[Data entries]
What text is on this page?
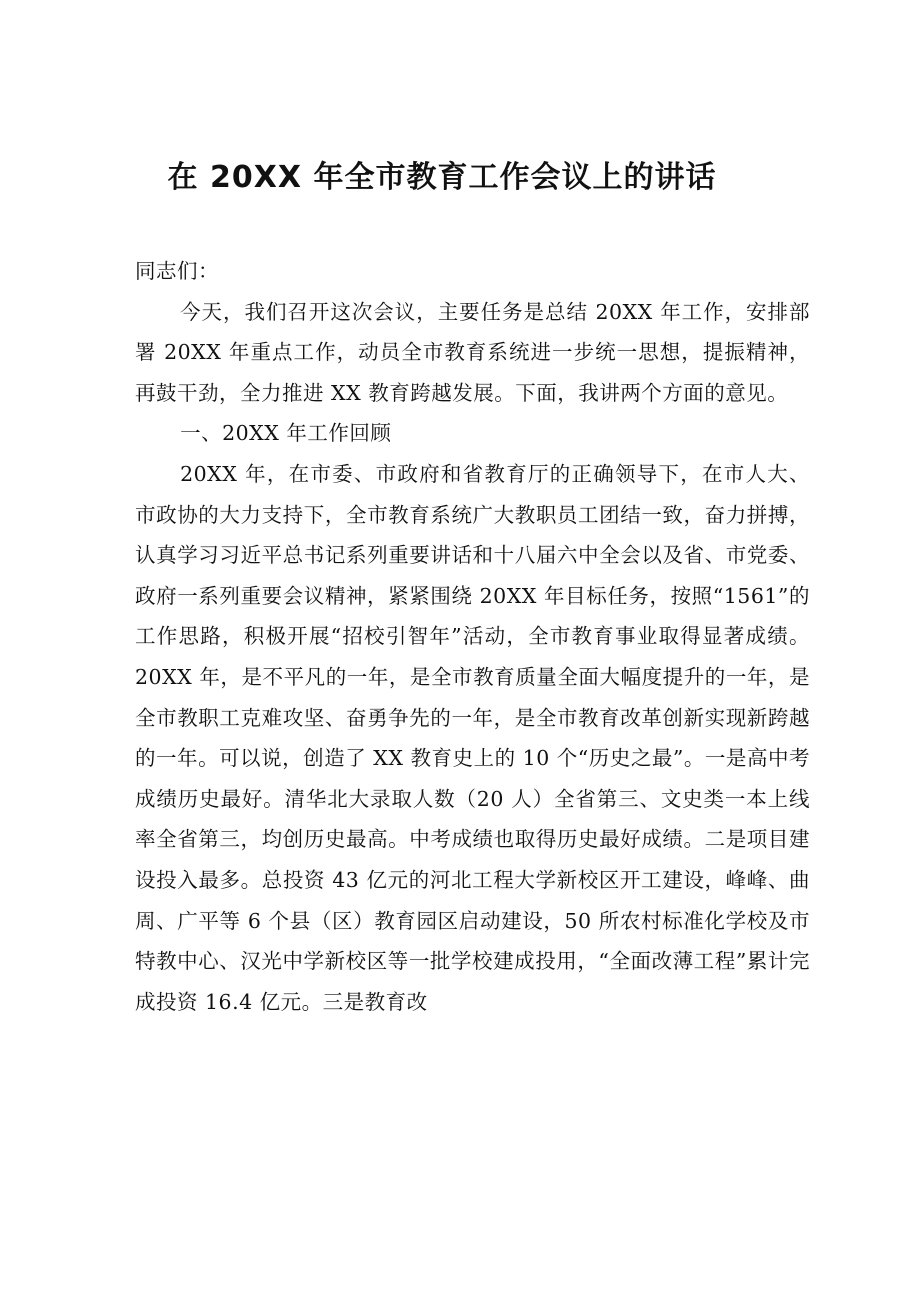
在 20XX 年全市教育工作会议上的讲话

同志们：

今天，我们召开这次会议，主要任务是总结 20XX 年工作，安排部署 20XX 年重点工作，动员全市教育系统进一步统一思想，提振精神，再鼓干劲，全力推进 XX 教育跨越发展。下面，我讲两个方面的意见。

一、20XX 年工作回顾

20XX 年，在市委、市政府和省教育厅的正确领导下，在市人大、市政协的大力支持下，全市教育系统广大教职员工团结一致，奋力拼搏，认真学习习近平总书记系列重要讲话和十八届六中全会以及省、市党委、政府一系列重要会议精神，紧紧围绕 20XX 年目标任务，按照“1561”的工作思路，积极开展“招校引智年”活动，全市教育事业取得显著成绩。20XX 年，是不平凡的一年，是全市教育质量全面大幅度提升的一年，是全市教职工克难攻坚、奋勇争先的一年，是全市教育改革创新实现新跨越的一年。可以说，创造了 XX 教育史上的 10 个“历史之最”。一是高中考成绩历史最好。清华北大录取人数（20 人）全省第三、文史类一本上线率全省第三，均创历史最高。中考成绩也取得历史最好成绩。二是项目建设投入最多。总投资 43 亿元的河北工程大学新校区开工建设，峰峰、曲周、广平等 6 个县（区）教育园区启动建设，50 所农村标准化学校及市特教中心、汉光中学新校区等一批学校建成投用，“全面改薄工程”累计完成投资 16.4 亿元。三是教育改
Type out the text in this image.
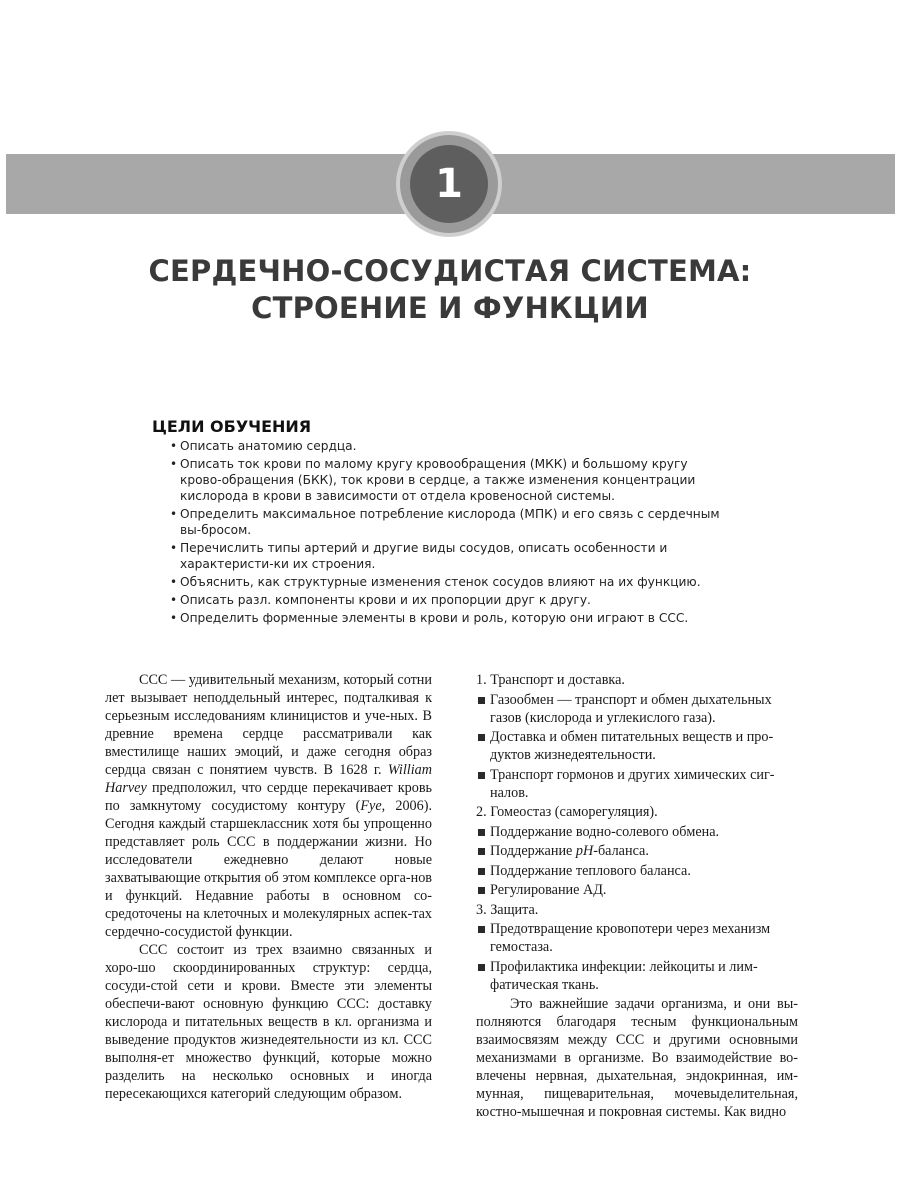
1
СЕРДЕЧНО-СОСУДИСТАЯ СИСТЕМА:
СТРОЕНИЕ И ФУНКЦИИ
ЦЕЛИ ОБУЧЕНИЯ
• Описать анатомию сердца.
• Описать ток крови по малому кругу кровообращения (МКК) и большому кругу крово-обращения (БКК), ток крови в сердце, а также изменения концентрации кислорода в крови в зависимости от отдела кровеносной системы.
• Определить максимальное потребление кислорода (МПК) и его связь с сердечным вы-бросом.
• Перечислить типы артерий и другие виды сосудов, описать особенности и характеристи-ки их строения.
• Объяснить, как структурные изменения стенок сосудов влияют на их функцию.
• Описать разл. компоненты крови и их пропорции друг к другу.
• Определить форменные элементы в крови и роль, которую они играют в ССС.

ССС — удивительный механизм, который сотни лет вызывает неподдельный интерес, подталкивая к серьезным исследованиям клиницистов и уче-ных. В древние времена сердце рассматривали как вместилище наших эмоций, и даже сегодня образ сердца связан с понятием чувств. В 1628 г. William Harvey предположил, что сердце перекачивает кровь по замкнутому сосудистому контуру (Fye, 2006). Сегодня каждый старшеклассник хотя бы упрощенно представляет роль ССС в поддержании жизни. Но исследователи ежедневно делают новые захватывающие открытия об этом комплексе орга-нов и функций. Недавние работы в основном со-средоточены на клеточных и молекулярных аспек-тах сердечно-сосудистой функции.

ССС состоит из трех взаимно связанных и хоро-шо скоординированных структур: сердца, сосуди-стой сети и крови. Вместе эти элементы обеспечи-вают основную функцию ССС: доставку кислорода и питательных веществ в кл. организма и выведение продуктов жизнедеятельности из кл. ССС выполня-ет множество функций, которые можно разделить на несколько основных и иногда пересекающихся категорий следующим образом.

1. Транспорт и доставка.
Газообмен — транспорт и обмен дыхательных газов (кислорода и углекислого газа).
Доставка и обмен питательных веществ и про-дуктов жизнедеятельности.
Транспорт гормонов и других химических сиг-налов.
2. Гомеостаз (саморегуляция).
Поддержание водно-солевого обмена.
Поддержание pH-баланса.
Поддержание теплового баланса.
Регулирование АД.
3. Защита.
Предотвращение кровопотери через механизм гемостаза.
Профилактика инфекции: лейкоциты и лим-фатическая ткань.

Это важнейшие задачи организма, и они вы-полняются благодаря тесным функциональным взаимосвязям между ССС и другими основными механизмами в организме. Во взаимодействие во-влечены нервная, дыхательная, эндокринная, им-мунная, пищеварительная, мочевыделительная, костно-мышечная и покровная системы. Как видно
--
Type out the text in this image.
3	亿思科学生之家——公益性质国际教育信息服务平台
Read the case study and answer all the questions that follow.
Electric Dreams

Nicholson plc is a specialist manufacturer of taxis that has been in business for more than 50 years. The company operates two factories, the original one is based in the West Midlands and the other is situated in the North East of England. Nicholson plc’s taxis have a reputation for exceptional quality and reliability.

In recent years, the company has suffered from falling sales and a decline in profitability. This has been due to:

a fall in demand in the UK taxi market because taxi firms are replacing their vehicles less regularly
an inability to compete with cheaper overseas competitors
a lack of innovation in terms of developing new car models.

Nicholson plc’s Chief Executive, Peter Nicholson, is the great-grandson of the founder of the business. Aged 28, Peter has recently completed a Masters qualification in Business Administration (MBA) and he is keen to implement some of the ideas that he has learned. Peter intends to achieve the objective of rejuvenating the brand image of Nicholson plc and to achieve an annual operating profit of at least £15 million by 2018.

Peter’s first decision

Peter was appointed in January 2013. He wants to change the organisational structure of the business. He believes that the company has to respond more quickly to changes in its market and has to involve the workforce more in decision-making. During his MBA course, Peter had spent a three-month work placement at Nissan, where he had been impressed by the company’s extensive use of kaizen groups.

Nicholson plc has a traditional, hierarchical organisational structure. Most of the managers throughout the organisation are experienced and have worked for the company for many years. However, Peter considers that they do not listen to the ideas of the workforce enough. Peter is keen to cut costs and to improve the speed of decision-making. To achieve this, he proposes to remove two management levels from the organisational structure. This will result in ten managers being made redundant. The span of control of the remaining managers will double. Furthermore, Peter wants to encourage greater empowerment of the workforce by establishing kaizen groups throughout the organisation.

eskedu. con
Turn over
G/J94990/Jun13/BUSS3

WHAT IS REQUIRED —
Look through the entries above for the word "Определить". Copy every line where it shows up.

TASK RESULT —
• Определить максимальное потребление кислорода (МПК) и его связь с сердечным вы-бросом.
• Определить форменные элементы в крови и роль, которую они играют в ССС.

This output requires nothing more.